DATA FOR THE TASK
··········
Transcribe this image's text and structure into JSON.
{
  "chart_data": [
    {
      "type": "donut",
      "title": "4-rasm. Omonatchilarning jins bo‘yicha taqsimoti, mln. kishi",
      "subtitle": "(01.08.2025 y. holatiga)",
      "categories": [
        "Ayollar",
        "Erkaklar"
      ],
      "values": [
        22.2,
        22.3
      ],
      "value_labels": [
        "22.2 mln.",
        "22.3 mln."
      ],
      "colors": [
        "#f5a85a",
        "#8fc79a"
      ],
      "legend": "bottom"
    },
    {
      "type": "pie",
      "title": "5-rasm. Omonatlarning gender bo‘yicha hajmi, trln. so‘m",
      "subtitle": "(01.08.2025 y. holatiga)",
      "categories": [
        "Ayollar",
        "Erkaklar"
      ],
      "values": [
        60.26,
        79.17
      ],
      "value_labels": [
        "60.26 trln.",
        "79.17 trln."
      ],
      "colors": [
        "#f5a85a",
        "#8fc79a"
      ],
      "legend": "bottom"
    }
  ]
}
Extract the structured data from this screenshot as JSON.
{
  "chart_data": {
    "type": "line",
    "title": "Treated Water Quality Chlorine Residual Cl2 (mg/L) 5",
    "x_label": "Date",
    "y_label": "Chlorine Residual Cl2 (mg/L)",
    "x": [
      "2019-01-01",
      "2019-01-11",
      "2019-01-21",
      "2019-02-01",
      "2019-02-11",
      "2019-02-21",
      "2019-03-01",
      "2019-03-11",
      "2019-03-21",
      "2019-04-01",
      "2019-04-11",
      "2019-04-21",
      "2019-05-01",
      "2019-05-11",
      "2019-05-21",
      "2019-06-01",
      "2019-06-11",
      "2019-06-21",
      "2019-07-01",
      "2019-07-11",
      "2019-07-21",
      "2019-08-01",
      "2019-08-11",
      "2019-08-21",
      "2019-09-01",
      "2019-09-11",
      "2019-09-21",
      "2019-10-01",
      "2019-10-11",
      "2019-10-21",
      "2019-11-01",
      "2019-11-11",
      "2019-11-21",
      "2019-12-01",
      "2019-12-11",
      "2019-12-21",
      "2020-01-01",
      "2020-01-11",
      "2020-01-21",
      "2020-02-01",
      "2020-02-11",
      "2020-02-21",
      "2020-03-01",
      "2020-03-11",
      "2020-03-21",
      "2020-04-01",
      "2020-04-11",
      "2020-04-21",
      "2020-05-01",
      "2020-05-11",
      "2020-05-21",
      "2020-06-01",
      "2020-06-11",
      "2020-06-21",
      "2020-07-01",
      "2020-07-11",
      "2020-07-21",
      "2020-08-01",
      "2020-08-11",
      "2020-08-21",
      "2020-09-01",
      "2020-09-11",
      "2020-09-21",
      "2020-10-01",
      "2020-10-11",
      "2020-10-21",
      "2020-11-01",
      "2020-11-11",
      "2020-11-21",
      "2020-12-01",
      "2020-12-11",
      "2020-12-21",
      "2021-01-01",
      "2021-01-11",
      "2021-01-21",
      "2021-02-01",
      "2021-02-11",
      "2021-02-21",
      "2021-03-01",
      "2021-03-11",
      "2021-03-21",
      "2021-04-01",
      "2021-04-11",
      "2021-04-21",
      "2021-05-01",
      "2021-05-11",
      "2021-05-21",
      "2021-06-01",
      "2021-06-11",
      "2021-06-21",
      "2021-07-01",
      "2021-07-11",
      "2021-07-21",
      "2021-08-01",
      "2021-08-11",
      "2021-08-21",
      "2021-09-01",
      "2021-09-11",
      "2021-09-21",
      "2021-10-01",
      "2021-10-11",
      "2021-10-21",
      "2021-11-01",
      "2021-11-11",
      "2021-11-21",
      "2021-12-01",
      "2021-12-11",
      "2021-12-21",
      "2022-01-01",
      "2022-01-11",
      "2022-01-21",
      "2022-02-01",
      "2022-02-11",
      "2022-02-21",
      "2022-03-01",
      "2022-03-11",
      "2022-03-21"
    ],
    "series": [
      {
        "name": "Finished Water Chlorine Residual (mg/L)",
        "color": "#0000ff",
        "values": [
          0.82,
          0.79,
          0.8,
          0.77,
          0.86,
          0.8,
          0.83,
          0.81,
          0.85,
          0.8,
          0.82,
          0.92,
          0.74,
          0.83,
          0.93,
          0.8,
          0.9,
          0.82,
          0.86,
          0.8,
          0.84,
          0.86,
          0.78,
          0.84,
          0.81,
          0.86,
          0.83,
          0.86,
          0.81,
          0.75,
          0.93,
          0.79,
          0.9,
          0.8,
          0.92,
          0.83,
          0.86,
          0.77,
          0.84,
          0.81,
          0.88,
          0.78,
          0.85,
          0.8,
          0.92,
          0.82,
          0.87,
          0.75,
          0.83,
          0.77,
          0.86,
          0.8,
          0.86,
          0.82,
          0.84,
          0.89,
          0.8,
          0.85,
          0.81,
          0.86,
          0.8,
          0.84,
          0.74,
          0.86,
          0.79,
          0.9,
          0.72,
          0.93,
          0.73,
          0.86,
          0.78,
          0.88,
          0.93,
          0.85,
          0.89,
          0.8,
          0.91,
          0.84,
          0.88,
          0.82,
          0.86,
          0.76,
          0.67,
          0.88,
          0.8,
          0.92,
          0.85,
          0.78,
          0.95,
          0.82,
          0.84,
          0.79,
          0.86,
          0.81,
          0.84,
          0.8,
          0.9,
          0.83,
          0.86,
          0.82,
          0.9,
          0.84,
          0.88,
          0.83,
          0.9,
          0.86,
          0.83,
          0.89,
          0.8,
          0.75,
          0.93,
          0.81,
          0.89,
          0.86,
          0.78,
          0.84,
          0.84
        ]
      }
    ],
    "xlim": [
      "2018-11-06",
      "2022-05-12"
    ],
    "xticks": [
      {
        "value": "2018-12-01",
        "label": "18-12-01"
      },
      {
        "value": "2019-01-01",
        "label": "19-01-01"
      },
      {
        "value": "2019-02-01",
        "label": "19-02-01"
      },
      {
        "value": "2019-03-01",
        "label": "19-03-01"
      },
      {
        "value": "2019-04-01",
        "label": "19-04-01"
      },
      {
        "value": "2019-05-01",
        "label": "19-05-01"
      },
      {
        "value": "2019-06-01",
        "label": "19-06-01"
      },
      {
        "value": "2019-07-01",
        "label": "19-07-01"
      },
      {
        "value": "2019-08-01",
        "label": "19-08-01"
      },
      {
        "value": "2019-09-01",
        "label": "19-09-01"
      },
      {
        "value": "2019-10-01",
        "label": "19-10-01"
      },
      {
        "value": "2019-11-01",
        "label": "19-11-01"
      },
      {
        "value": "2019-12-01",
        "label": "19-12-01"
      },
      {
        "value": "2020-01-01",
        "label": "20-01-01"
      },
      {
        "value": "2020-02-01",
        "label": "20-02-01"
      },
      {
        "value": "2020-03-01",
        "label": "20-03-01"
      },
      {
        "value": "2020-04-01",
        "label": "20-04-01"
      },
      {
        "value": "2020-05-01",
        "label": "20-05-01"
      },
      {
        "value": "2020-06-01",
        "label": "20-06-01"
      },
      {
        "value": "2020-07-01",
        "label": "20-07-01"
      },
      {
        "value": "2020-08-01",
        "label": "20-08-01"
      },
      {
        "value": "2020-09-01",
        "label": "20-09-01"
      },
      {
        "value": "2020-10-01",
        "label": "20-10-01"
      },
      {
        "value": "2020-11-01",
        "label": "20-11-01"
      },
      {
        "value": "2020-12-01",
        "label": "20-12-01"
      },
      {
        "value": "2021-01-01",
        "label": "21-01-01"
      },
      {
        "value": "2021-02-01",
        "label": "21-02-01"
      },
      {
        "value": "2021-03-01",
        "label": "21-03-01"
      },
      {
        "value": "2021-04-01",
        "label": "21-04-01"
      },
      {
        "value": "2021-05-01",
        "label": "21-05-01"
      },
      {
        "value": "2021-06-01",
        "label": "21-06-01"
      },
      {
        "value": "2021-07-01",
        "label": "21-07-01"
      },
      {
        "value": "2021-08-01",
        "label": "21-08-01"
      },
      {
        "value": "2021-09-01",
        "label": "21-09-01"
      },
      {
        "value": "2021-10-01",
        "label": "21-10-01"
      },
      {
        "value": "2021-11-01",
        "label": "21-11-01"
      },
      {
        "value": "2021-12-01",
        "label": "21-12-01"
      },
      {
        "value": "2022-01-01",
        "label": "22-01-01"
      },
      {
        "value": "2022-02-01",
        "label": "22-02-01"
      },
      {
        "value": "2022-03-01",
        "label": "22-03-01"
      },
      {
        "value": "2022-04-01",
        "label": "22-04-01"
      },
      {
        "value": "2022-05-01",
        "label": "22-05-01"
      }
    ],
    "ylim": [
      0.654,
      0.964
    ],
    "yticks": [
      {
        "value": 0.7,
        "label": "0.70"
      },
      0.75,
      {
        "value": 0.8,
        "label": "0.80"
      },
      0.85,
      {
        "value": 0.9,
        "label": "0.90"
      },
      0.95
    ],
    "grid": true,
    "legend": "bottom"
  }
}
··········
In the listing above, find each line with the word "Residual" and copy it.

EXPECTED ANSWER
    "title": "Treated Water Quality Chlorine Residual Cl2 (mg/L) 5",
    "y_label": "Chlorine Residual Cl2 (mg/L)",
        "name": "Finished Water Chlorine Residual (mg/L)",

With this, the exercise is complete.